Print the entries that appear below, exactly as written and without their pictures.

-- DATA start --

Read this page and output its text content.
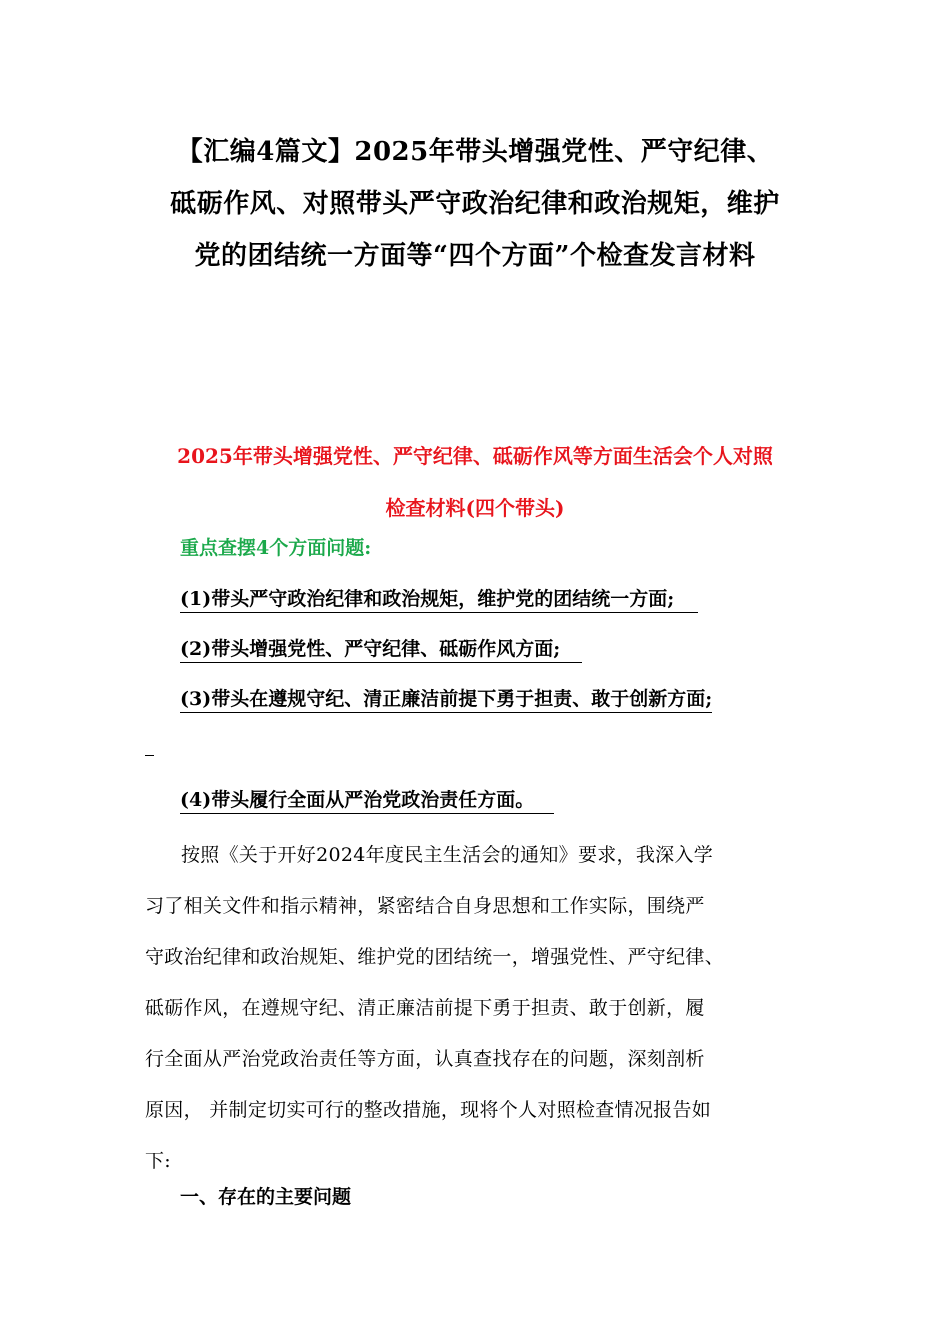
【汇编4篇文】2025年带头增强党性、严守纪律、
砥砺作风、对照带头严守政治纪律和政治规矩，维护
党的团结统一方面等“四个方面”个检查发言材料
2025年带头增强党性、严守纪律、砥砺作风等方面生活会个人对照
检查材料(四个带头)
重点查摆4个方面问题:
(1)带头严守政治纪律和政治规矩，维护党的团结统一方面;
(2)带头增强党性、严守纪律、砥砺作风方面;
(3)带头在遵规守纪、清正廉洁前提下勇于担责、敢于创新方面;
(4)带头履行全面从严治党政治责任方面。
按照《关于开好2024年度民主生活会的通知》要求，我深入学
习了相关文件和指示精神，紧密结合自身思想和工作实际，围绕严
守政治纪律和政治规矩、维护党的团结统一，增强党性、严守纪律、
砥砺作风，在遵规守纪、清正廉洁前提下勇于担责、敢于创新，履
行全面从严治党政治责任等方面，认真查找存在的问题，深刻剖析
原因， 并制定切实可行的整改措施，现将个人对照检查情况报告如
下:
一、存在的主要问题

-- DATA end --

**RESPONSE TO THE TASK:**
Read this page and output its text content.
【汇编4篇文】2025年带头增强党性、严守纪律、
砥砺作风、对照带头严守政治纪律和政治规矩，维护
党的团结统一方面等“四个方面”个检查发言材料
2025年带头增强党性、严守纪律、砥砺作风等方面生活会个人对照
检查材料(四个带头)
重点查摆4个方面问题:
(1)带头严守政治纪律和政治规矩，维护党的团结统一方面;
(2)带头增强党性、严守纪律、砥砺作风方面;
(3)带头在遵规守纪、清正廉洁前提下勇于担责、敢于创新方面;
(4)带头履行全面从严治党政治责任方面。
按照《关于开好2024年度民主生活会的通知》要求，我深入学
习了相关文件和指示精神，紧密结合自身思想和工作实际，围绕严
守政治纪律和政治规矩、维护党的团结统一，增强党性、严守纪律、
砥砺作风，在遵规守纪、清正廉洁前提下勇于担责、敢于创新，履
行全面从严治党政治责任等方面，认真查找存在的问题，深刻剖析
原因， 并制定切实可行的整改措施，现将个人对照检查情况报告如
下:
一、存在的主要问题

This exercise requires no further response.